**WHAT TO WORK ON**
Print all of the entries exactly, minus the pictures.

**RECORDS SHOWN**
[Begin]

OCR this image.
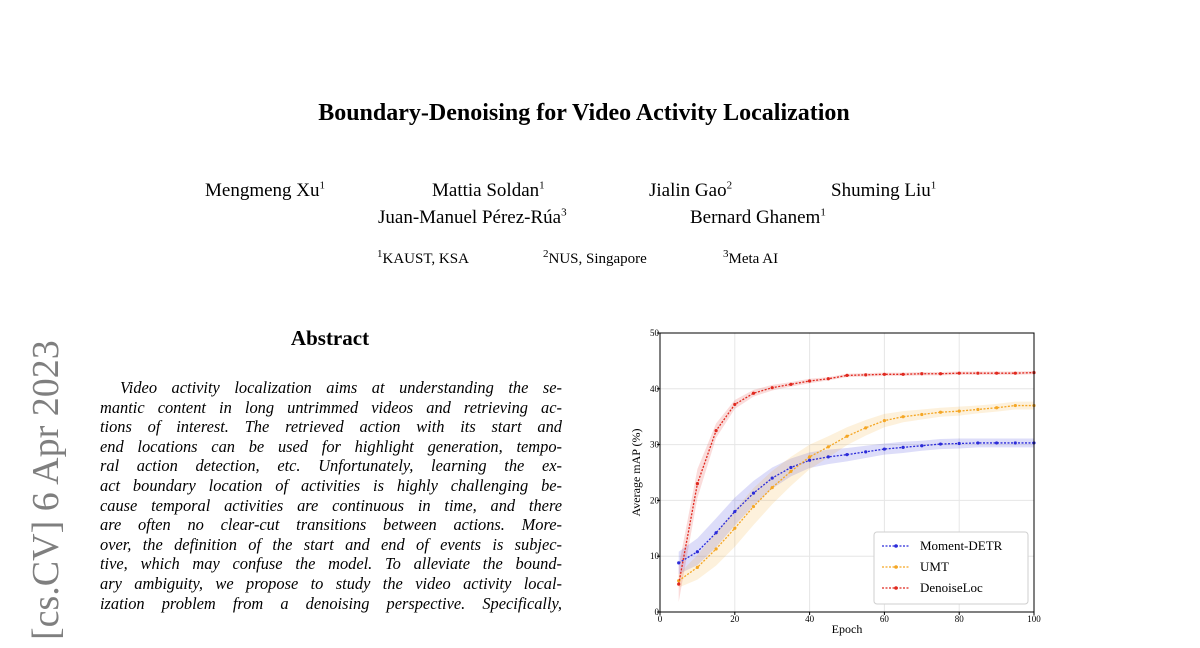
Boundary-Denoising for Video Activity Localization
Mengmeng Xu$^1$	Mattia Soldan$^1$	Jialin Gao$^2$	Shuming Liu$^1$
Juan-Manuel Pérez-Rúa$^3$	Bernard Ghanem$^1$
$^1$KAUST, KSA	$^2$NUS, Singapore	$^3$Meta AI
[cs.CV] 6 Apr 2023
Abstract
Video activity localization aims at understanding the se-
mantic content in long untrimmed videos and retrieving ac-
tions of interest. The retrieved action with its start and
end locations can be used for highlight generation, tempo-
ral action detection, etc. Unfortunately, learning the ex-
act boundary location of activities is highly challenging be-
cause temporal activities are continuous in time, and there
are often no clear-cut transitions between actions. More-
over, the definition of the start and end of events is subjec-
tive, which may confuse the model. To alleviate the bound-
ary ambiguity, we propose to study the video activity local-
ization problem from a denoising perspective. Specifically,
0	20	40	60	80	100
0
10
20
30
40
50
Epoch
Average mAP (%)
Moment-DETR
UMT
DenoiseLoc
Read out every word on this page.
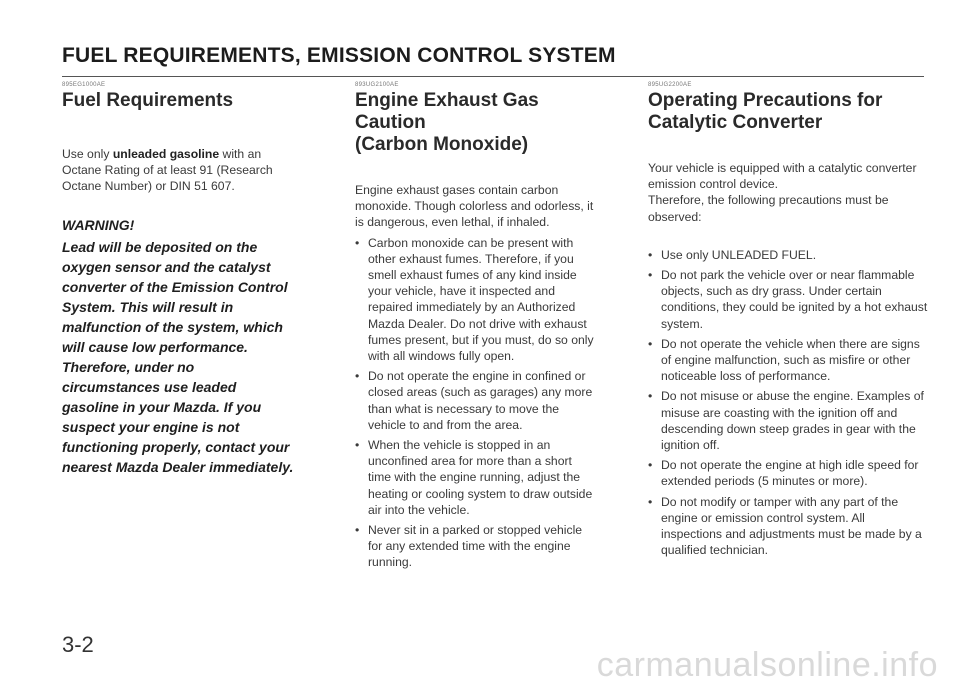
FUEL REQUIREMENTS, EMISSION CONTROL SYSTEM
895EG1000AE
Fuel Requirements

Use only unleaded gasoline with an Octane Rating of at least 91 (Research Octane Number) or DIN 51 607.

WARNING!

Lead will be deposited on the oxygen sensor and the catalyst converter of the Emission Control System. This will result in malfunction of the system, which will cause low performance. Therefore, under no circumstances use leaded gasoline in your Mazda. If you suspect your engine is not functioning properly, contact your nearest Mazda Dealer immediately.

893UG2100AE
Engine Exhaust Gas Caution
(Carbon Monoxide)

Engine exhaust gases contain carbon monoxide. Though colorless and odorless, it is dangerous, even lethal, if inhaled.

• Carbon monoxide can be present with other exhaust fumes. Therefore, if you smell exhaust fumes of any kind inside your vehicle, have it inspected and repaired immediately by an Authorized Mazda Dealer. Do not drive with exhaust fumes present, but if you must, do so only with all windows fully open.
• Do not operate the engine in confined or closed areas (such as garages) any more than what is necessary to move the vehicle to and from the area.
• When the vehicle is stopped in an unconfined area for more than a short time with the engine running, adjust the heating or cooling system to draw outside air into the vehicle.
• Never sit in a parked or stopped vehicle for any extended time with the engine running.
895UG2200AE
Operating Precautions for
Catalytic Converter

Your vehicle is equipped with a catalytic converter emission control device.

Therefore, the following precautions must be observed:

• Use only UNLEADED FUEL.
• Do not park the vehicle over or near flammable objects, such as dry grass. Under certain conditions, they could be ignited by a hot exhaust system.
• Do not operate the vehicle when there are signs of engine malfunction, such as misfire or other noticeable loss of performance.
• Do not misuse or abuse the engine. Examples of misuse are coasting with the ignition off and descending down steep grades in gear with the ignition off.
• Do not operate the engine at high idle speed for extended periods (5 minutes or more).
• Do not modify or tamper with any part of the engine or emission control system. All inspections and adjustments must be made by a qualified technician.
3-2
carmanualsonline.info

[End]

**WRITTEN REPLY**
OCR this image.
Boundary-Denoising for Video Activity Localization
Mengmeng Xu$^1$	Mattia Soldan$^1$	Jialin Gao$^2$	Shuming Liu$^1$
Juan-Manuel Pérez-Rúa$^3$	Bernard Ghanem$^1$
$^1$KAUST, KSA	$^2$NUS, Singapore	$^3$Meta AI
[cs.CV] 6 Apr 2023
Abstract
Video activity localization aims at understanding the se-
mantic content in long untrimmed videos and retrieving ac-
tions of interest. The retrieved action with its start and
end locations can be used for highlight generation, tempo-
ral action detection, etc. Unfortunately, learning the ex-
act boundary location of activities is highly challenging be-
cause temporal activities are continuous in time, and there
are often no clear-cut transitions between actions. More-
over, the definition of the start and end of events is subjec-
tive, which may confuse the model. To alleviate the bound-
ary ambiguity, we propose to study the video activity local-
ization problem from a denoising perspective. Specifically,
0	20	40	60	80	100
0
10
20
30
40
50
Epoch
Average mAP (%)
Moment-DETR
UMT
DenoiseLoc
Read out every word on this page.
FUEL REQUIREMENTS, EMISSION CONTROL SYSTEM
895EG1000AE
Fuel Requirements

Use only unleaded gasoline with an Octane Rating of at least 91 (Research Octane Number) or DIN 51 607.

WARNING!

Lead will be deposited on the oxygen sensor and the catalyst converter of the Emission Control System. This will result in malfunction of the system, which will cause low performance. Therefore, under no circumstances use leaded gasoline in your Mazda. If you suspect your engine is not functioning properly, contact your nearest Mazda Dealer immediately.

893UG2100AE
Engine Exhaust Gas Caution
(Carbon Monoxide)

Engine exhaust gases contain carbon monoxide. Though colorless and odorless, it is dangerous, even lethal, if inhaled.

• Carbon monoxide can be present with other exhaust fumes. Therefore, if you smell exhaust fumes of any kind inside your vehicle, have it inspected and repaired immediately by an Authorized Mazda Dealer. Do not drive with exhaust fumes present, but if you must, do so only with all windows fully open.
• Do not operate the engine in confined or closed areas (such as garages) any more than what is necessary to move the vehicle to and from the area.
• When the vehicle is stopped in an unconfined area for more than a short time with the engine running, adjust the heating or cooling system to draw outside air into the vehicle.
• Never sit in a parked or stopped vehicle for any extended time with the engine running.
895UG2200AE
Operating Precautions for
Catalytic Converter

Your vehicle is equipped with a catalytic converter emission control device.

Therefore, the following precautions must be observed:

• Use only UNLEADED FUEL.
• Do not park the vehicle over or near flammable objects, such as dry grass. Under certain conditions, they could be ignited by a hot exhaust system.
• Do not operate the vehicle when there are signs of engine malfunction, such as misfire or other noticeable loss of performance.
• Do not misuse or abuse the engine. Examples of misuse are coasting with the ignition off and descending down steep grades in gear with the ignition off.
• Do not operate the engine at high idle speed for extended periods (5 minutes or more).
• Do not modify or tamper with any part of the engine or emission control system. All inspections and adjustments must be made by a qualified technician.
3-2
carmanualsonline.info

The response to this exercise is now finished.